Problem
Every record should be written out exactly, with the pictures left out.

______________________________

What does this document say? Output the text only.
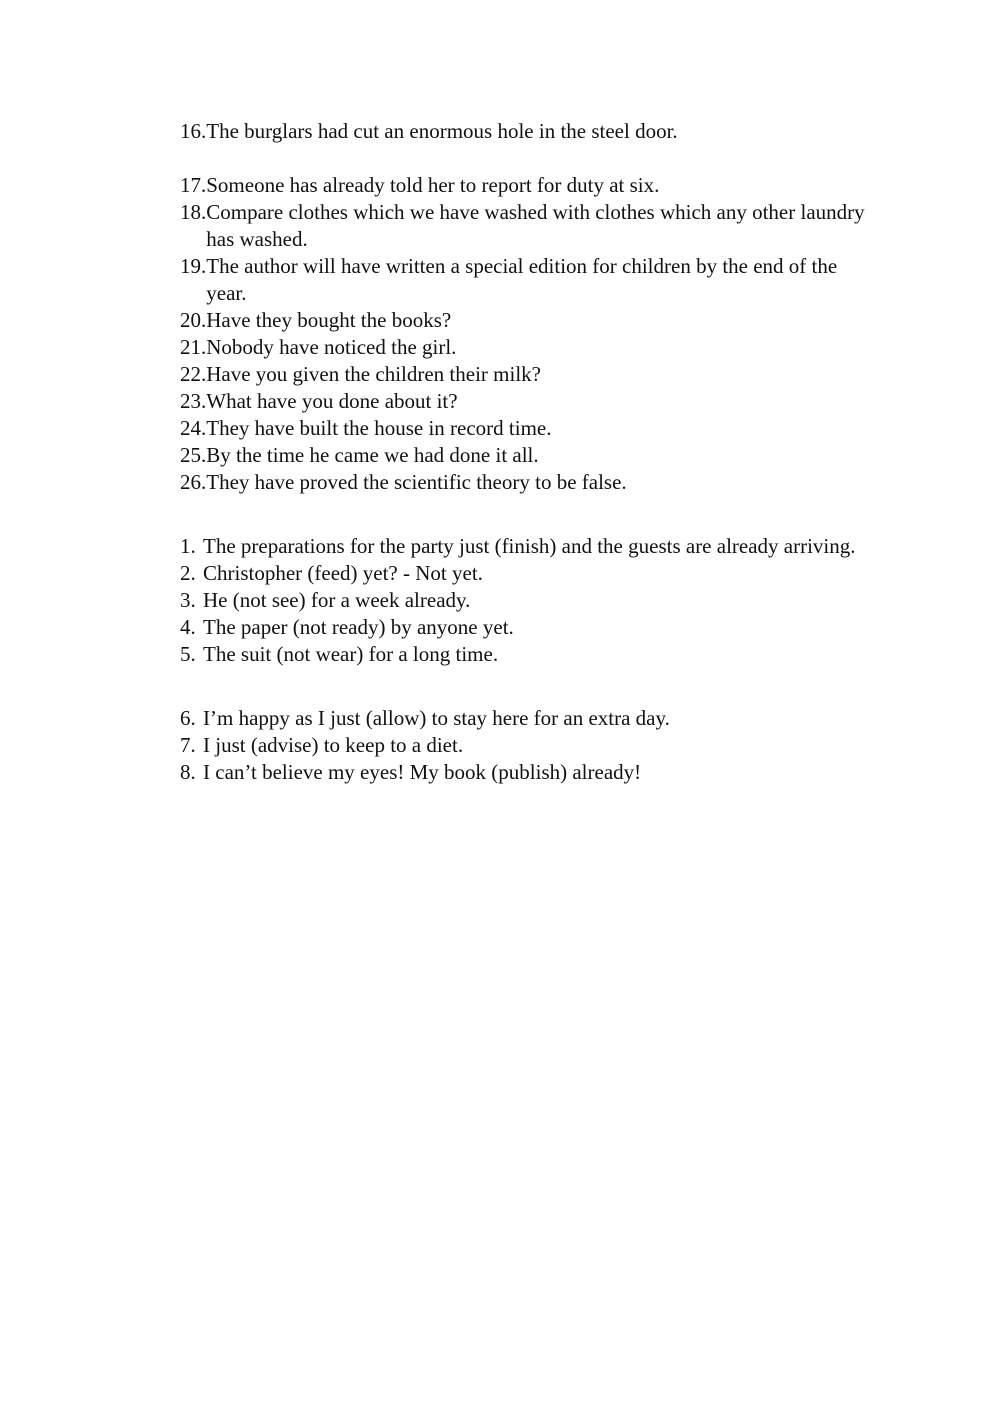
16. The burglars had cut an enormous hole in the steel door.
17. Someone has already told her to report for duty at six.
18. Compare clothes which we have washed with clothes which any other laundry has washed.
19. The author will have written a special edition for children by the end of the year.
20. Have they bought the books?
21. Nobody have noticed the girl.
22. Have you given the children their milk?
23. What have you done about it?
24. They have built the house in record time.
25. By the time he came we had done it all.
26. They have proved the scientific theory to be false.
1. The preparations for the party just (finish) and the guests are already arriving.
2. Christopher (feed) yet? - Not yet.
3. He (not see) for a week already.
4. The paper (not ready) by anyone yet.
5. The suit (not wear) for a long time.
6. I’m happy as I just (allow) to stay here for an extra day.
7. I just (advise) to keep to a diet.
8. I can’t believe my eyes! My book (publish) already!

______________________________

Written response
What does this document say? Output the text only.
16. The burglars had cut an enormous hole in the steel door.
17. Someone has already told her to report for duty at six.
18. Compare clothes which we have washed with clothes which any other laundry has washed.
19. The author will have written a special edition for children by the end of the year.
20. Have they bought the books?
21. Nobody have noticed the girl.
22. Have you given the children their milk?
23. What have you done about it?
24. They have built the house in record time.
25. By the time he came we had done it all.
26. They have proved the scientific theory to be false.
1. The preparations for the party just (finish) and the guests are already arriving.
2. Christopher (feed) yet? - Not yet.
3. He (not see) for a week already.
4. The paper (not ready) by anyone yet.
5. The suit (not wear) for a long time.
6. I’m happy as I just (allow) to stay here for an extra day.
7. I just (advise) to keep to a diet.
8. I can’t believe my eyes! My book (publish) already!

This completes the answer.